=== Goal ===
Without omitting anything, return the records precisely as given.

Collected data
* Begin *

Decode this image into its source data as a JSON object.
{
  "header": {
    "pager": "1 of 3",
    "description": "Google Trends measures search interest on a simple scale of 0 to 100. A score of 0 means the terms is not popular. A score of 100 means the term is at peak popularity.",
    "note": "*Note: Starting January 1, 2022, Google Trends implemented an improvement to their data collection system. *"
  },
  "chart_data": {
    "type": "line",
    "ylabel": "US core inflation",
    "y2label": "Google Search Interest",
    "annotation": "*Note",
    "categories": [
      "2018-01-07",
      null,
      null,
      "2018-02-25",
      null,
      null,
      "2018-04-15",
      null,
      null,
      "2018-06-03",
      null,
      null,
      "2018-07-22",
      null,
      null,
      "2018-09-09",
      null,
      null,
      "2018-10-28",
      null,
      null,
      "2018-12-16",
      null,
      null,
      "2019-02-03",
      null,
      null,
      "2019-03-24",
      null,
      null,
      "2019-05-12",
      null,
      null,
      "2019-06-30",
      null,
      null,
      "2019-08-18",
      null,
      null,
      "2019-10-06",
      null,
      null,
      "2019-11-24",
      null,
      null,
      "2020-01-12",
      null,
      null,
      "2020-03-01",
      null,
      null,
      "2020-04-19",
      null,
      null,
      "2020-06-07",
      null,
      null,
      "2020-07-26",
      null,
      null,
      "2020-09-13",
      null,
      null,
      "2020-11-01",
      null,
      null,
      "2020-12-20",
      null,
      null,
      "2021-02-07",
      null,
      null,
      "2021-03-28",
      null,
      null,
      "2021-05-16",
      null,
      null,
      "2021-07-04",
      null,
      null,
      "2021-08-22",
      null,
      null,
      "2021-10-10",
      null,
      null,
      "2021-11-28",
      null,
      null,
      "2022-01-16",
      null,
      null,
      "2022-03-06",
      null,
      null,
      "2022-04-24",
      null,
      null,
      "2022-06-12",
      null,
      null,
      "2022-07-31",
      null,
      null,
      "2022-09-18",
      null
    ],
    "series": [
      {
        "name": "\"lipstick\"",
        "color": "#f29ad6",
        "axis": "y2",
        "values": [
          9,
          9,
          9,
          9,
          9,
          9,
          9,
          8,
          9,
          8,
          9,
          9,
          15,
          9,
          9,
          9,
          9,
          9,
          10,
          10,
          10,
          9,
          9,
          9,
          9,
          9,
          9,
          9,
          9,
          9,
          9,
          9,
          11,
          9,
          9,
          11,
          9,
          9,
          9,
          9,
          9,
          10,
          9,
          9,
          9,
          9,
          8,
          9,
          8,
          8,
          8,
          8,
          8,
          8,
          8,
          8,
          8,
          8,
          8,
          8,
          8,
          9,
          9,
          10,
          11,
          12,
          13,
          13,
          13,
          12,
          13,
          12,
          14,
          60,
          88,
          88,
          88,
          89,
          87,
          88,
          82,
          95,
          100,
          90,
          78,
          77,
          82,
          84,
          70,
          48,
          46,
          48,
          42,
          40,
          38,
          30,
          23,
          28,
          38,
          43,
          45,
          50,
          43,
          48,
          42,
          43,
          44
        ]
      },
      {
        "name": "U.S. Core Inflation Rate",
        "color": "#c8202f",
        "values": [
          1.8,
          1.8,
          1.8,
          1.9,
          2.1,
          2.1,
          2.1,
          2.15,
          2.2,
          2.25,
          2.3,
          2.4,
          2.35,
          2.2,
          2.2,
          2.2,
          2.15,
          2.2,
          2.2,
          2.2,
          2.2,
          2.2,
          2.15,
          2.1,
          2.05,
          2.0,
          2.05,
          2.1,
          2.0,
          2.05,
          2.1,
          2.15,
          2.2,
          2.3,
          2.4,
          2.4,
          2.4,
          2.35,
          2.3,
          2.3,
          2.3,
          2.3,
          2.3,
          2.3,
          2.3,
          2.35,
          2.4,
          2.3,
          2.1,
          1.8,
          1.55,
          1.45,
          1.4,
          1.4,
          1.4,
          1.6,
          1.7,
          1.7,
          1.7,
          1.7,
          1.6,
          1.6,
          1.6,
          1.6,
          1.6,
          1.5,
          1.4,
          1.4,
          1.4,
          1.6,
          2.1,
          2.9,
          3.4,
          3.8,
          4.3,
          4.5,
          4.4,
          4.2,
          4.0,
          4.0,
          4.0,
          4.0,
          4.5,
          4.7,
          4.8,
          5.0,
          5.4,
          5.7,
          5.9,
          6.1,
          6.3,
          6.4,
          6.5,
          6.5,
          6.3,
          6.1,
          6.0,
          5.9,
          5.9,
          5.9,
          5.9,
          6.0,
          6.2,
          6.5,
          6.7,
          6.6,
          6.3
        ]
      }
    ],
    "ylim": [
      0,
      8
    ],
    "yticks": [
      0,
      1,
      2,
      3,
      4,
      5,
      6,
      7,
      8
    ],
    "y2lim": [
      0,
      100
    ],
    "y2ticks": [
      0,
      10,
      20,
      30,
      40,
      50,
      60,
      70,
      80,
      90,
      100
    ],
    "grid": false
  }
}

* End *

=== Task output ===
Decode this image into its source data as a JSON object.
{
  "header": {
    "pager": "1 of 3",
    "description": "Google Trends measures search interest on a simple scale of 0 to 100. A score of 0 means the terms is not popular. A score of 100 means the term is at peak popularity.",
    "note": "*Note: Starting January 1, 2022, Google Trends implemented an improvement to their data collection system. *"
  },
  "chart_data": {
    "type": "line",
    "ylabel": "US core inflation",
    "y2label": "Google Search Interest",
    "annotation": "*Note",
    "categories": [
      "2018-01-07",
      null,
      null,
      "2018-02-25",
      null,
      null,
      "2018-04-15",
      null,
      null,
      "2018-06-03",
      null,
      null,
      "2018-07-22",
      null,
      null,
      "2018-09-09",
      null,
      null,
      "2018-10-28",
      null,
      null,
      "2018-12-16",
      null,
      null,
      "2019-02-03",
      null,
      null,
      "2019-03-24",
      null,
      null,
      "2019-05-12",
      null,
      null,
      "2019-06-30",
      null,
      null,
      "2019-08-18",
      null,
      null,
      "2019-10-06",
      null,
      null,
      "2019-11-24",
      null,
      null,
      "2020-01-12",
      null,
      null,
      "2020-03-01",
      null,
      null,
      "2020-04-19",
      null,
      null,
      "2020-06-07",
      null,
      null,
      "2020-07-26",
      null,
      null,
      "2020-09-13",
      null,
      null,
      "2020-11-01",
      null,
      null,
      "2020-12-20",
      null,
      null,
      "2021-02-07",
      null,
      null,
      "2021-03-28",
      null,
      null,
      "2021-05-16",
      null,
      null,
      "2021-07-04",
      null,
      null,
      "2021-08-22",
      null,
      null,
      "2021-10-10",
      null,
      null,
      "2021-11-28",
      null,
      null,
      "2022-01-16",
      null,
      null,
      "2022-03-06",
      null,
      null,
      "2022-04-24",
      null,
      null,
      "2022-06-12",
      null,
      null,
      "2022-07-31",
      null,
      null,
      "2022-09-18",
      null
    ],
    "series": [
      {
        "name": "\"lipstick\"",
        "color": "#f29ad6",
        "axis": "y2",
        "values": [
          9,
          9,
          9,
          9,
          9,
          9,
          9,
          8,
          9,
          8,
          9,
          9,
          15,
          9,
          9,
          9,
          9,
          9,
          10,
          10,
          10,
          9,
          9,
          9,
          9,
          9,
          9,
          9,
          9,
          9,
          9,
          9,
          11,
          9,
          9,
          11,
          9,
          9,
          9,
          9,
          9,
          10,
          9,
          9,
          9,
          9,
          8,
          9,
          8,
          8,
          8,
          8,
          8,
          8,
          8,
          8,
          8,
          8,
          8,
          8,
          8,
          9,
          9,
          10,
          11,
          12,
          13,
          13,
          13,
          12,
          13,
          12,
          14,
          60,
          88,
          88,
          88,
          89,
          87,
          88,
          82,
          95,
          100,
          90,
          78,
          77,
          82,
          84,
          70,
          48,
          46,
          48,
          42,
          40,
          38,
          30,
          23,
          28,
          38,
          43,
          45,
          50,
          43,
          48,
          42,
          43,
          44
        ]
      },
      {
        "name": "U.S. Core Inflation Rate",
        "color": "#c8202f",
        "values": [
          1.8,
          1.8,
          1.8,
          1.9,
          2.1,
          2.1,
          2.1,
          2.15,
          2.2,
          2.25,
          2.3,
          2.4,
          2.35,
          2.2,
          2.2,
          2.2,
          2.15,
          2.2,
          2.2,
          2.2,
          2.2,
          2.2,
          2.15,
          2.1,
          2.05,
          2.0,
          2.05,
          2.1,
          2.0,
          2.05,
          2.1,
          2.15,
          2.2,
          2.3,
          2.4,
          2.4,
          2.4,
          2.35,
          2.3,
          2.3,
          2.3,
          2.3,
          2.3,
          2.3,
          2.3,
          2.35,
          2.4,
          2.3,
          2.1,
          1.8,
          1.55,
          1.45,
          1.4,
          1.4,
          1.4,
          1.6,
          1.7,
          1.7,
          1.7,
          1.7,
          1.6,
          1.6,
          1.6,
          1.6,
          1.6,
          1.5,
          1.4,
          1.4,
          1.4,
          1.6,
          2.1,
          2.9,
          3.4,
          3.8,
          4.3,
          4.5,
          4.4,
          4.2,
          4.0,
          4.0,
          4.0,
          4.0,
          4.5,
          4.7,
          4.8,
          5.0,
          5.4,
          5.7,
          5.9,
          6.1,
          6.3,
          6.4,
          6.5,
          6.5,
          6.3,
          6.1,
          6.0,
          5.9,
          5.9,
          5.9,
          5.9,
          6.0,
          6.2,
          6.5,
          6.7,
          6.6,
          6.3
        ]
      }
    ],
    "ylim": [
      0,
      8
    ],
    "yticks": [
      0,
      1,
      2,
      3,
      4,
      5,
      6,
      7,
      8
    ],
    "y2lim": [
      0,
      100
    ],
    "y2ticks": [
      0,
      10,
      20,
      30,
      40,
      50,
      60,
      70,
      80,
      90,
      100
    ],
    "grid": false
  }
}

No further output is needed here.